#### Consigne:
D'après le texte sur la revue Entreprendre & Innover, sous quel nom la revue paraissait-elle avant de changer de titre en 2010 ?

#### Texte extrait:

=-=-=

12En 2010, l’Expansion Entrepreneuriat devient Entreprendre & Innover. Le contenu n’est pas modifié : les articles continuent d’être écrits en majorité par des enseignants-chercheurs dans un but de vulgarisation. Le comité de rédaction, en revanche, s’élargit pour augmenter le nombre de représentants d’institutions. En effet, le changement de modèle passe par la recherche de nouvelles sources de financement, visant à prendre en charge les coûts de production, de commercialisation et de marketing couverts précédemment par le groupe Roularta. Les membres du comité de rédaction se lancent donc dans la recherche de nouveaux partenaires qui sont principalement des institutions d’enseignement et de recherche, des réseaux d’accompagnement d’entrepreneurs, des chambres consulaires et des investisseurs financiers.

13Parallèlement, l’association Les amis de la revue entreprendre et innover est créée afin de porter à la fois les revenus et les dépenses qui n’apparaissaient pas lors de la première phase de lancement. La revue Entreprendre & Innover devient plus indépendante mais acquiert de nouvelles obligations.

14En 2012, la revue poursuit sa mutation tout en conservant deux principes fondamentaux. En premier lieu, le comité de rédaction pilote la revue sur les aspects éditoriaux et fonctionne en toute indépendance vis-à-vis des institutions. En second lieu, la revue repose sur l’élaboration de numéros thématiques complétés par des articles qui arrivent au fil de l’eau.

15Le fonctionnement éditorial se structure ainsi en trois étages : des rédacteurs en chef (Alain Fayolle, Caroline Verzat, Bernard Surlemont, Dominique-Anne Michel) présents dans l’équipe éditoriale thématique, des éditeurs associés qui gèrent le montage du numéro [1] et les auteurs qui écrivent les articles. A cette même époque, un dossier pour le classement académique de la revue est déposé dans le but de faciliter sa reconnaissance académique et scientifique.

=-=-=

#### Données fournies:
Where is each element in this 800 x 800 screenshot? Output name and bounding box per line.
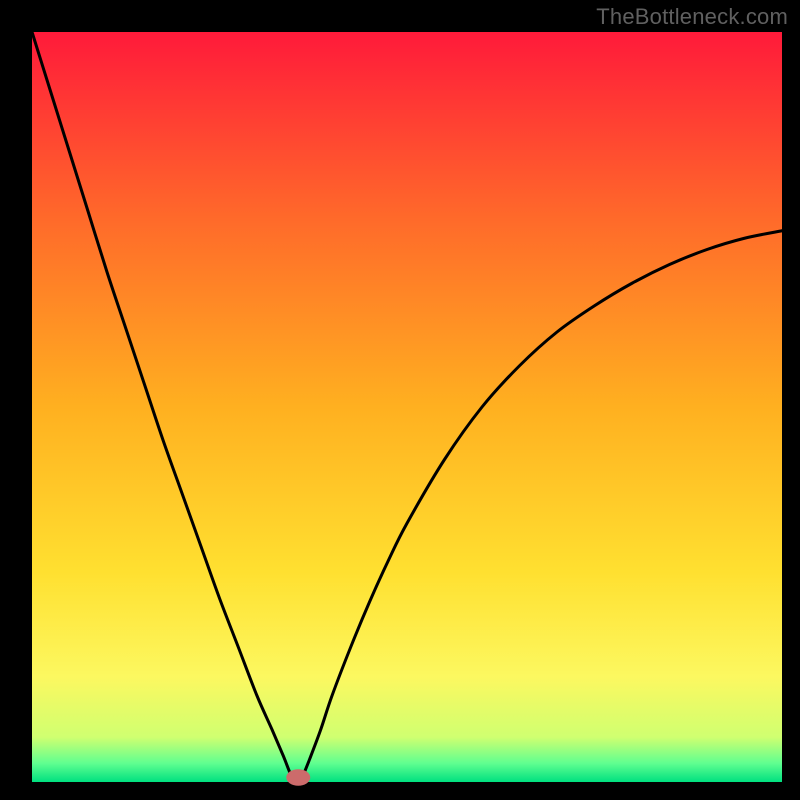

=-=-=

#### Réponse:
L’Expansion Entrepreneuriat.